Excerpts from a figure dataset:
** Begin **

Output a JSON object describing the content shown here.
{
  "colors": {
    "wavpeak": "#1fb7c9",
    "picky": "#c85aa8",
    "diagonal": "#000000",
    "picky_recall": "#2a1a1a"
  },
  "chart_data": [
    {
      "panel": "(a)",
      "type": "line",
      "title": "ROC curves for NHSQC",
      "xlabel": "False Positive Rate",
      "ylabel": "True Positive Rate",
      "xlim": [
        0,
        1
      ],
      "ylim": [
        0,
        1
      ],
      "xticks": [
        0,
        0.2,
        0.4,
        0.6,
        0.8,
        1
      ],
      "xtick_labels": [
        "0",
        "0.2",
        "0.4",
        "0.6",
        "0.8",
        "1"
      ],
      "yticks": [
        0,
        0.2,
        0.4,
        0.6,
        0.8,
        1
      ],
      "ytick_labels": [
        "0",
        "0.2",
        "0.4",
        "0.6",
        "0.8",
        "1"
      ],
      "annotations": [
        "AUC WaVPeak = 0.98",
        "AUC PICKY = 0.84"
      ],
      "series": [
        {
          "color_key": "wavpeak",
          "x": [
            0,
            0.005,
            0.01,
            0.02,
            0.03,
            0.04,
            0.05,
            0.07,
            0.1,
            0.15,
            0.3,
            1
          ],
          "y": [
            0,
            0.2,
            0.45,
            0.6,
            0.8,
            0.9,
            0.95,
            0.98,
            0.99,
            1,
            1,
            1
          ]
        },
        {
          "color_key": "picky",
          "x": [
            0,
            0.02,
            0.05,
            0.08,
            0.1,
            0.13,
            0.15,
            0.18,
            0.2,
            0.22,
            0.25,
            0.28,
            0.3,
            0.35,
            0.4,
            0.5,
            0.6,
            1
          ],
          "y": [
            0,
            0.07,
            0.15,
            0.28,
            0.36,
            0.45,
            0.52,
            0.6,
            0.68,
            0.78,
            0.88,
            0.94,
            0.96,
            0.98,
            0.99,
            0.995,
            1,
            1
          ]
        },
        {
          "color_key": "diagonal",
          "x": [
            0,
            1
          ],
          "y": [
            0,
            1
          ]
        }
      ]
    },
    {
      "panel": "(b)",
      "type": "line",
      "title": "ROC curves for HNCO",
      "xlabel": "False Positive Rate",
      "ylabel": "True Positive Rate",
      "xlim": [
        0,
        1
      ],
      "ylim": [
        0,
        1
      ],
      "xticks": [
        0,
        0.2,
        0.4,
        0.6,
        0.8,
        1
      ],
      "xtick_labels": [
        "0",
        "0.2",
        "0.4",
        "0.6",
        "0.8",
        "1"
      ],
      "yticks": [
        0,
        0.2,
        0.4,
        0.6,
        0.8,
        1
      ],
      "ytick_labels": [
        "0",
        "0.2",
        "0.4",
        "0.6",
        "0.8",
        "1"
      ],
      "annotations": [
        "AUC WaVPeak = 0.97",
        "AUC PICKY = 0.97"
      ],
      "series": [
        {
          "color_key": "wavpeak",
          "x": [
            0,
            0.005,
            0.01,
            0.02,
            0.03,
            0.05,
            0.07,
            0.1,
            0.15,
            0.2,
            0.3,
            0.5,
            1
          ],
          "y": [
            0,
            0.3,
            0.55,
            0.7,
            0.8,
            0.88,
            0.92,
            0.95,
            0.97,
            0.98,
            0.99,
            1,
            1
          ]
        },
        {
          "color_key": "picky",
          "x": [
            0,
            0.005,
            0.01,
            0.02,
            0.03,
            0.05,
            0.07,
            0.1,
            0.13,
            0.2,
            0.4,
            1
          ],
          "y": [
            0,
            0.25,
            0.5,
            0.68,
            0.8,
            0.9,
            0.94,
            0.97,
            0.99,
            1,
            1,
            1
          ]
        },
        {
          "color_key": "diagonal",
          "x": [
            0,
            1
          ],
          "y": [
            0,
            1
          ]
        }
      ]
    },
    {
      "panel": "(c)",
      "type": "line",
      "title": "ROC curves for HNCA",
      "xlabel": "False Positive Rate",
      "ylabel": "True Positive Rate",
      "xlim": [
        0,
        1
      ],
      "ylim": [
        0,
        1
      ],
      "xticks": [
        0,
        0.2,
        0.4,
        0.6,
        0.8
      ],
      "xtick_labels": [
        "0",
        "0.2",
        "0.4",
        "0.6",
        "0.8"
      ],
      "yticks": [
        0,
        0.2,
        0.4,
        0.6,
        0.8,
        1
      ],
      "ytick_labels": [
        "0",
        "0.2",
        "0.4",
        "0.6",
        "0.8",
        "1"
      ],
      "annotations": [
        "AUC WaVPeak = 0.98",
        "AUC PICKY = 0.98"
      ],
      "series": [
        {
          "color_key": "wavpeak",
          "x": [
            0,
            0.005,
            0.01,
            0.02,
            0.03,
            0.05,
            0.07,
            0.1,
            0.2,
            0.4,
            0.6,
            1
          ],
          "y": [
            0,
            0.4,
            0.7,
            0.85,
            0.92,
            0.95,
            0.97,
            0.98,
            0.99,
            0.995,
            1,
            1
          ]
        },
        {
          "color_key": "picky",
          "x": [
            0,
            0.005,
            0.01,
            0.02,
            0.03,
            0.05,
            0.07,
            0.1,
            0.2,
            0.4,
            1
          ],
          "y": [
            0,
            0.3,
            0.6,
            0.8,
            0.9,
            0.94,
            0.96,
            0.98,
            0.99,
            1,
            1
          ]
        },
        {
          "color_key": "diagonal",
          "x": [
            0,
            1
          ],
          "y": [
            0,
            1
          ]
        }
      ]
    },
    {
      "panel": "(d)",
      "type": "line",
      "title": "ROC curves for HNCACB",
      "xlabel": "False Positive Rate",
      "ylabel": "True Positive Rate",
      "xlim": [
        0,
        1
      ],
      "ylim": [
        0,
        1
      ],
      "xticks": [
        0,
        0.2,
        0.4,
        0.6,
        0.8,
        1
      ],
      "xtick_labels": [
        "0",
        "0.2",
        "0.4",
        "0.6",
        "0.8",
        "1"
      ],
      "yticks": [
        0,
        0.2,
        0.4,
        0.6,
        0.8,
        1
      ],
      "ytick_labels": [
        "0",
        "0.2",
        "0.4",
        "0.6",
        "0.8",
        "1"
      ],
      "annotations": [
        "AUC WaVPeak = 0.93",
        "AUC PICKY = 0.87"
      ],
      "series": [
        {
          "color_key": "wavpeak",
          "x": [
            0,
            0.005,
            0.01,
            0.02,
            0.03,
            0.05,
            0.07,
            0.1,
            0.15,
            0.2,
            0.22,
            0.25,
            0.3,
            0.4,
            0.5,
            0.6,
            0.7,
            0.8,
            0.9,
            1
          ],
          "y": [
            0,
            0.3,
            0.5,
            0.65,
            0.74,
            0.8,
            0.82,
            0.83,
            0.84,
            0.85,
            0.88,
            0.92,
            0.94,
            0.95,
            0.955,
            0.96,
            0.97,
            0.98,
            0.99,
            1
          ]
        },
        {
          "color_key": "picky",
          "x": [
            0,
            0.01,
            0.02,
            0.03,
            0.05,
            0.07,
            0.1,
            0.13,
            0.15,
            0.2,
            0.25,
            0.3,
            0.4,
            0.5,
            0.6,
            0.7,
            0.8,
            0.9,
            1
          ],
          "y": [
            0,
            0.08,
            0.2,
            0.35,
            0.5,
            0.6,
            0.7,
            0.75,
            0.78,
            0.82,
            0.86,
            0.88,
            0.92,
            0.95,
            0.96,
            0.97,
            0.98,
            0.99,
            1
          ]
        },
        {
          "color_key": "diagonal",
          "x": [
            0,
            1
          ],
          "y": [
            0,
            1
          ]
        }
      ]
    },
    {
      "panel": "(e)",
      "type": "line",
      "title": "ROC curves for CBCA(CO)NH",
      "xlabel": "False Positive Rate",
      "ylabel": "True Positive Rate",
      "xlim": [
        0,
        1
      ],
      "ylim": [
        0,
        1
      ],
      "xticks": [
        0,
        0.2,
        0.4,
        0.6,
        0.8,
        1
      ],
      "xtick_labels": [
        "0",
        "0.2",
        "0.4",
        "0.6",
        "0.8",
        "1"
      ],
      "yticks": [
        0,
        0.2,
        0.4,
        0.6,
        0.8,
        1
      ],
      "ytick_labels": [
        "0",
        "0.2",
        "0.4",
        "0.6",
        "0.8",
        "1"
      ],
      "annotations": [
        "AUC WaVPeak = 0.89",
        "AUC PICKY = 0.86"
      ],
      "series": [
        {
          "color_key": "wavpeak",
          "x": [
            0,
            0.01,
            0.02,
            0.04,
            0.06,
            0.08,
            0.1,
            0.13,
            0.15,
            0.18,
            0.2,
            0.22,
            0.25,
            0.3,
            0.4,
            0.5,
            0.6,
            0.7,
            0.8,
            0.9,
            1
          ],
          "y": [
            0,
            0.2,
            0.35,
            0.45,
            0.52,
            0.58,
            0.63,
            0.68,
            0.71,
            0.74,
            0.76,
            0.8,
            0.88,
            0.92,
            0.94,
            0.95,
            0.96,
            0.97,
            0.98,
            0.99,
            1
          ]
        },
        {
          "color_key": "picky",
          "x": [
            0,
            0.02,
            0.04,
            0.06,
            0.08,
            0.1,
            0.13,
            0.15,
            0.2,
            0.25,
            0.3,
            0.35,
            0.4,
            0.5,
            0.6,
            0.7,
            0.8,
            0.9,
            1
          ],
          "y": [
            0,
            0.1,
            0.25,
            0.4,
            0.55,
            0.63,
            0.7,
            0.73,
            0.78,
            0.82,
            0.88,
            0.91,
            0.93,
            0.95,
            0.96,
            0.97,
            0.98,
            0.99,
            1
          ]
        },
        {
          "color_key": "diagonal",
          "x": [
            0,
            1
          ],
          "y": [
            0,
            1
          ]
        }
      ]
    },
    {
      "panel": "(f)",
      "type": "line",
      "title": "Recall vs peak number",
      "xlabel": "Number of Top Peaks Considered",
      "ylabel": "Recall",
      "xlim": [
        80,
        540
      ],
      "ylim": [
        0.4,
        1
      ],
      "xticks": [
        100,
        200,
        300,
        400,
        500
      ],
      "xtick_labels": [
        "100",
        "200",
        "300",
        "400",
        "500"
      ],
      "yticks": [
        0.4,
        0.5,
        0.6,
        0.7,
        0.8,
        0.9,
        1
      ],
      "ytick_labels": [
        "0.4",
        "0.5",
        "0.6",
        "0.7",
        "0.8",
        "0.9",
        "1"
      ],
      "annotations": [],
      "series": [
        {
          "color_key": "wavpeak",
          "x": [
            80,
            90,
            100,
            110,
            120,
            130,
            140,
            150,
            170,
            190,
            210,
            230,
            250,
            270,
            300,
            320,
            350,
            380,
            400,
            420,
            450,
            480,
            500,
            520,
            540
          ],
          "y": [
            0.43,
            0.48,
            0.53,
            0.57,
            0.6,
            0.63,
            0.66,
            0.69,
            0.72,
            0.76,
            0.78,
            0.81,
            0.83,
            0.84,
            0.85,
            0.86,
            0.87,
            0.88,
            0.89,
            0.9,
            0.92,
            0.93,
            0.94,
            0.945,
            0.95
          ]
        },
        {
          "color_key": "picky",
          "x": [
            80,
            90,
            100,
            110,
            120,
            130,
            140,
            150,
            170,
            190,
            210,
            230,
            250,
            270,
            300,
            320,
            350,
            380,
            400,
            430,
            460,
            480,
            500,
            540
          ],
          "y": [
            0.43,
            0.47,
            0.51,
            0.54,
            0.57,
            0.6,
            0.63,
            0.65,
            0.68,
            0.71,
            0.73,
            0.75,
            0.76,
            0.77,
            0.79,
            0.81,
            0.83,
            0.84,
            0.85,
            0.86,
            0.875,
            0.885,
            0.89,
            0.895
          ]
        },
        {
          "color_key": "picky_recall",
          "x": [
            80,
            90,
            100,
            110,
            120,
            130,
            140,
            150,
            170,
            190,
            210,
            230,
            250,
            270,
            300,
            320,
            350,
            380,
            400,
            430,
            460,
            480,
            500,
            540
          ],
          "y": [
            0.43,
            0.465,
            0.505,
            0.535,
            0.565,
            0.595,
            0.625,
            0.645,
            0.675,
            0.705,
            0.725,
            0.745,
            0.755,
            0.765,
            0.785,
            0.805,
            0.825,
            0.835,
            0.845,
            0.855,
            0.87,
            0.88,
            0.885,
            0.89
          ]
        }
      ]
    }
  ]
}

** End **

Find how many lines in the material hold the word "panel" and state that number alone.

**Reply**
6